[Collected data]
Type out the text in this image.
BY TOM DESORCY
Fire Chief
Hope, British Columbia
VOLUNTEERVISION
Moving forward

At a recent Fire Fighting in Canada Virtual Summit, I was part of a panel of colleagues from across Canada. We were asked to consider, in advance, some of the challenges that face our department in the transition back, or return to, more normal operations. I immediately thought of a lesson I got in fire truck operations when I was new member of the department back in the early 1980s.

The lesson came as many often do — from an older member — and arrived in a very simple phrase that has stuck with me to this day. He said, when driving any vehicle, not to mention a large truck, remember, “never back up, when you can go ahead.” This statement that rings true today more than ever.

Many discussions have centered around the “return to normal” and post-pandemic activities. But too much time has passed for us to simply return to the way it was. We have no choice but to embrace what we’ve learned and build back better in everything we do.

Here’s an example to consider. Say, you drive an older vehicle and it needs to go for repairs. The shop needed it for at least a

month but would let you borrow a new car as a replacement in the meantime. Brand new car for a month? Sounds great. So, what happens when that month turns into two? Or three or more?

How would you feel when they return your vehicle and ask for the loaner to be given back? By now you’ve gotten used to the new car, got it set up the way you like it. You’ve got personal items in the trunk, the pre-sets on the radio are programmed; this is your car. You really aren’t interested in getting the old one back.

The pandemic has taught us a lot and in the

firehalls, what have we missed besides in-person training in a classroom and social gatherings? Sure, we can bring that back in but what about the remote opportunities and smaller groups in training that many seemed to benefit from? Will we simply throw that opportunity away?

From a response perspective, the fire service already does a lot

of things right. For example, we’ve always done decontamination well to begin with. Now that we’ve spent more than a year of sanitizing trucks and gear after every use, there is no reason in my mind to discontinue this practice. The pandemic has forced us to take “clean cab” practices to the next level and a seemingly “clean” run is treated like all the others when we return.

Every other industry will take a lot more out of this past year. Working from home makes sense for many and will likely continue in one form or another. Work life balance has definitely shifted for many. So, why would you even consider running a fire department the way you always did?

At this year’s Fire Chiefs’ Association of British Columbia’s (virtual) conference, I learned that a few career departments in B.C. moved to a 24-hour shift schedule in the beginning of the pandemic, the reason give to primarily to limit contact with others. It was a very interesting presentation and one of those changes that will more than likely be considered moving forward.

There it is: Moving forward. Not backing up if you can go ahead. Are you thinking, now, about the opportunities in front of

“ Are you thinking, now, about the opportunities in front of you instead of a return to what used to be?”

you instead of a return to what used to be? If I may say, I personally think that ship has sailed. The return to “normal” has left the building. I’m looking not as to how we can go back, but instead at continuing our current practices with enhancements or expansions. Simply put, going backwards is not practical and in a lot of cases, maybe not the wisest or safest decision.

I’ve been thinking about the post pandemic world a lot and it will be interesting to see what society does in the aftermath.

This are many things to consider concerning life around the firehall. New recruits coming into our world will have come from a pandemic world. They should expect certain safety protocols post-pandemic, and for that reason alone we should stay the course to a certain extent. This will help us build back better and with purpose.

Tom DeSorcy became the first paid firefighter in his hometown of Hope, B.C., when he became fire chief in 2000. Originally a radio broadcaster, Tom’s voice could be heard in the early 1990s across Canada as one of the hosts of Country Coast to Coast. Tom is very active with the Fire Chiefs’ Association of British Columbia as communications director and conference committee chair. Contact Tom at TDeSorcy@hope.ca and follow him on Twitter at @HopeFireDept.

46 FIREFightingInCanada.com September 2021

AIM OF THE TASK: Collect every line above that contains the word "front".

FULL OUTPUT:
There it is: Moving forward. Not backing up if you can go ahead. Are you thinking, now, about the opportunities in front of
“ Are you thinking, now, about the opportunities in front of you instead of a return to what used to be?”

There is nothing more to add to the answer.